===== ROWS =====

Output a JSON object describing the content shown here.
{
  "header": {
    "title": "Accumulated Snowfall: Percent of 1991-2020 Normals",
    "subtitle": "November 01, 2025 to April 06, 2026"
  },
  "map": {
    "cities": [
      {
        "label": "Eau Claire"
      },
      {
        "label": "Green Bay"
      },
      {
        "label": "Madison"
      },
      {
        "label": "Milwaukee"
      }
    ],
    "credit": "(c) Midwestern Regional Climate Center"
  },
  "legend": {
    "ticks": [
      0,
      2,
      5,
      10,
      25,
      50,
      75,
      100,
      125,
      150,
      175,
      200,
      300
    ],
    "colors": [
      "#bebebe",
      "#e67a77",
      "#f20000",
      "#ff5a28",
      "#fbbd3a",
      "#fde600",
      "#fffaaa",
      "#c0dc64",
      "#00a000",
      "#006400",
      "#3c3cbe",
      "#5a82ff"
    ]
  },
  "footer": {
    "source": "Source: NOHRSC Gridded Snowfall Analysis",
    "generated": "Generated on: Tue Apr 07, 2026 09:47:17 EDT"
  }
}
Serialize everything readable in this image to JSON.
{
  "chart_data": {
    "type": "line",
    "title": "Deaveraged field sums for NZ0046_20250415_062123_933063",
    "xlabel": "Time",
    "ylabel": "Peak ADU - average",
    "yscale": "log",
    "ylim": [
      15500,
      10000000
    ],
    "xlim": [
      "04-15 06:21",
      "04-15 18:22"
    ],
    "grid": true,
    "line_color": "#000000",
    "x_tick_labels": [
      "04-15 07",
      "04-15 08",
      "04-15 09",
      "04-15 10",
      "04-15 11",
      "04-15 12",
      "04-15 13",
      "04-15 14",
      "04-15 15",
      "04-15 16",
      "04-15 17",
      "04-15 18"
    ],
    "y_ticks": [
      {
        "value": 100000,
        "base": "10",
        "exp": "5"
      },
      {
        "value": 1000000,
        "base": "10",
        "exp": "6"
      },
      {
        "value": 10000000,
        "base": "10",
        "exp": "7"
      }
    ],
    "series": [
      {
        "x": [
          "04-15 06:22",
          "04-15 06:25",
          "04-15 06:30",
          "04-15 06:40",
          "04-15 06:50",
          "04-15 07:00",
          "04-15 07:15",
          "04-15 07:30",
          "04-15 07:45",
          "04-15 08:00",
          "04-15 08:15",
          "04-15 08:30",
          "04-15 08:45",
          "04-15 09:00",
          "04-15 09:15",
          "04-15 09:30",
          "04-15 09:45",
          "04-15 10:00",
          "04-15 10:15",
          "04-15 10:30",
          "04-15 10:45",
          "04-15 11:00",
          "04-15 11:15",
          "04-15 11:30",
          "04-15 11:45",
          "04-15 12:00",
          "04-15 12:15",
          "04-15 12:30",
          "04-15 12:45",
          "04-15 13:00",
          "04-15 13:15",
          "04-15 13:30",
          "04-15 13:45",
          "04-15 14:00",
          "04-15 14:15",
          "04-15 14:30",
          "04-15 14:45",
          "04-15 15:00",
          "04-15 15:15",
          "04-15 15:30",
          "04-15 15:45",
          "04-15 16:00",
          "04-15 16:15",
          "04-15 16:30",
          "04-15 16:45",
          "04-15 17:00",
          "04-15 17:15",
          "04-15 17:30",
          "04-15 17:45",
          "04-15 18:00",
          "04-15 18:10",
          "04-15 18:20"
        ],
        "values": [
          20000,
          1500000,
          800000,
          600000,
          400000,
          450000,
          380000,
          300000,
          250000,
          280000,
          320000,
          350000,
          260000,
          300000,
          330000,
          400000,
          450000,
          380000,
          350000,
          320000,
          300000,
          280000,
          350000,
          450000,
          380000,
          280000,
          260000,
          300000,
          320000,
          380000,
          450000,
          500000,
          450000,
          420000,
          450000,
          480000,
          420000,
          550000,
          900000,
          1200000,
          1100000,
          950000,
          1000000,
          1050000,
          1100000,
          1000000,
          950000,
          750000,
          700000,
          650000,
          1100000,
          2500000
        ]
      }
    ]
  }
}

=====

• WHAT NEEDS TO BE DONE: Restate the data above word for word, please.

• COMPLETE RESPONSE:
Output a JSON object describing the content shown here.
{
  "header": {
    "title": "Accumulated Snowfall: Percent of 1991-2020 Normals",
    "subtitle": "November 01, 2025 to April 06, 2026"
  },
  "map": {
    "cities": [
      {
        "label": "Eau Claire"
      },
      {
        "label": "Green Bay"
      },
      {
        "label": "Madison"
      },
      {
        "label": "Milwaukee"
      }
    ],
    "credit": "(c) Midwestern Regional Climate Center"
  },
  "legend": {
    "ticks": [
      0,
      2,
      5,
      10,
      25,
      50,
      75,
      100,
      125,
      150,
      175,
      200,
      300
    ],
    "colors": [
      "#bebebe",
      "#e67a77",
      "#f20000",
      "#ff5a28",
      "#fbbd3a",
      "#fde600",
      "#fffaaa",
      "#c0dc64",
      "#00a000",
      "#006400",
      "#3c3cbe",
      "#5a82ff"
    ]
  },
  "footer": {
    "source": "Source: NOHRSC Gridded Snowfall Analysis",
    "generated": "Generated on: Tue Apr 07, 2026 09:47:17 EDT"
  }
}
Serialize everything readable in this image to JSON.
{
  "chart_data": {
    "type": "line",
    "title": "Deaveraged field sums for NZ0046_20250415_062123_933063",
    "xlabel": "Time",
    "ylabel": "Peak ADU - average",
    "yscale": "log",
    "ylim": [
      15500,
      10000000
    ],
    "xlim": [
      "04-15 06:21",
      "04-15 18:22"
    ],
    "grid": true,
    "line_color": "#000000",
    "x_tick_labels": [
      "04-15 07",
      "04-15 08",
      "04-15 09",
      "04-15 10",
      "04-15 11",
      "04-15 12",
      "04-15 13",
      "04-15 14",
      "04-15 15",
      "04-15 16",
      "04-15 17",
      "04-15 18"
    ],
    "y_ticks": [
      {
        "value": 100000,
        "base": "10",
        "exp": "5"
      },
      {
        "value": 1000000,
        "base": "10",
        "exp": "6"
      },
      {
        "value": 10000000,
        "base": "10",
        "exp": "7"
      }
    ],
    "series": [
      {
        "x": [
          "04-15 06:22",
          "04-15 06:25",
          "04-15 06:30",
          "04-15 06:40",
          "04-15 06:50",
          "04-15 07:00",
          "04-15 07:15",
          "04-15 07:30",
          "04-15 07:45",
          "04-15 08:00",
          "04-15 08:15",
          "04-15 08:30",
          "04-15 08:45",
          "04-15 09:00",
          "04-15 09:15",
          "04-15 09:30",
          "04-15 09:45",
          "04-15 10:00",
          "04-15 10:15",
          "04-15 10:30",
          "04-15 10:45",
          "04-15 11:00",
          "04-15 11:15",
          "04-15 11:30",
          "04-15 11:45",
          "04-15 12:00",
          "04-15 12:15",
          "04-15 12:30",
          "04-15 12:45",
          "04-15 13:00",
          "04-15 13:15",
          "04-15 13:30",
          "04-15 13:45",
          "04-15 14:00",
          "04-15 14:15",
          "04-15 14:30",
          "04-15 14:45",
          "04-15 15:00",
          "04-15 15:15",
          "04-15 15:30",
          "04-15 15:45",
          "04-15 16:00",
          "04-15 16:15",
          "04-15 16:30",
          "04-15 16:45",
          "04-15 17:00",
          "04-15 17:15",
          "04-15 17:30",
          "04-15 17:45",
          "04-15 18:00",
          "04-15 18:10",
          "04-15 18:20"
        ],
        "values": [
          20000,
          1500000,
          800000,
          600000,
          400000,
          450000,
          380000,
          300000,
          250000,
          280000,
          320000,
          350000,
          260000,
          300000,
          330000,
          400000,
          450000,
          380000,
          350000,
          320000,
          300000,
          280000,
          350000,
          450000,
          380000,
          280000,
          260000,
          300000,
          320000,
          380000,
          450000,
          500000,
          450000,
          420000,
          450000,
          480000,
          420000,
          550000,
          900000,
          1200000,
          1100000,
          950000,
          1000000,
          1050000,
          1100000,
          1000000,
          950000,
          750000,
          700000,
          650000,
          1100000,
          2500000
        ]
      }
    ]
  }
}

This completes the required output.